_Request_
Scan the listing below and copy every line holding "discount".

_Given entries_
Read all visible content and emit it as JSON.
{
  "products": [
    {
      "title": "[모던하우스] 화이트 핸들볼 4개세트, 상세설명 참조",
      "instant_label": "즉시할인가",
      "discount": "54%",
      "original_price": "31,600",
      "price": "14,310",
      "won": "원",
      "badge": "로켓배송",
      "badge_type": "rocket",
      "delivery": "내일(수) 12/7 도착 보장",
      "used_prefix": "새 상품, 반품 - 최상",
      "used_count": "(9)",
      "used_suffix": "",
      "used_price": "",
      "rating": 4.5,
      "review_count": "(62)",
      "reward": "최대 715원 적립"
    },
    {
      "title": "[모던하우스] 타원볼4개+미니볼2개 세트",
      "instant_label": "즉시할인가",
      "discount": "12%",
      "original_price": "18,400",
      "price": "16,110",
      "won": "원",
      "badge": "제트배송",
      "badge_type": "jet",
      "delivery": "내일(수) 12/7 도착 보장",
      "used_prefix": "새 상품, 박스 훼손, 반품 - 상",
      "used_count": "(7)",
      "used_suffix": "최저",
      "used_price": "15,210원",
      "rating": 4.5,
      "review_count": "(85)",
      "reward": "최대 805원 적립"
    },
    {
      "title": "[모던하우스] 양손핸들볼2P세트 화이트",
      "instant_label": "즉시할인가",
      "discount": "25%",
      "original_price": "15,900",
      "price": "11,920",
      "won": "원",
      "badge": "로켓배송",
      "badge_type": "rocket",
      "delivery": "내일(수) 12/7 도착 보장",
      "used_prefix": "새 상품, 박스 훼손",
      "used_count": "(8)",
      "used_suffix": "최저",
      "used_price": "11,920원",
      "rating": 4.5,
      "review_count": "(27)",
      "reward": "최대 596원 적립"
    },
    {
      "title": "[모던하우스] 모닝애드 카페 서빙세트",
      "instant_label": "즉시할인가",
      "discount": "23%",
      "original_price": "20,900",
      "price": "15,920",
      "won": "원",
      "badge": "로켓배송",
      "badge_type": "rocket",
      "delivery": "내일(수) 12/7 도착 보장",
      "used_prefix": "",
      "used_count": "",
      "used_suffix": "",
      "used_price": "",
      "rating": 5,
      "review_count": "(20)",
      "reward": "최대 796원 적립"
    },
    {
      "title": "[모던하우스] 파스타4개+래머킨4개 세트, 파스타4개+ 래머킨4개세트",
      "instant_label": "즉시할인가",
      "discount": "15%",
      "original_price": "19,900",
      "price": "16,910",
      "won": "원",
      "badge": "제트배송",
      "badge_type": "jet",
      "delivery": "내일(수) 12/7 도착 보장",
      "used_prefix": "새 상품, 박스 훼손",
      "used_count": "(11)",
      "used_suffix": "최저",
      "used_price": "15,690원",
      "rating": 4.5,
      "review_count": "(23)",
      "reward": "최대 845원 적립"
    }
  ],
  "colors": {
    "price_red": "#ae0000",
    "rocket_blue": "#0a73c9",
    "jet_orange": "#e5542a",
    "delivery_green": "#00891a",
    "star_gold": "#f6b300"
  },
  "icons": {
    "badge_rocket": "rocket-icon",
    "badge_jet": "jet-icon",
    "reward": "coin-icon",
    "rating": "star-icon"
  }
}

_Answer to the exercise_
      "discount": "54%",
      "discount": "12%",
      "discount": "25%",
      "discount": "23%",
      "discount": "15%",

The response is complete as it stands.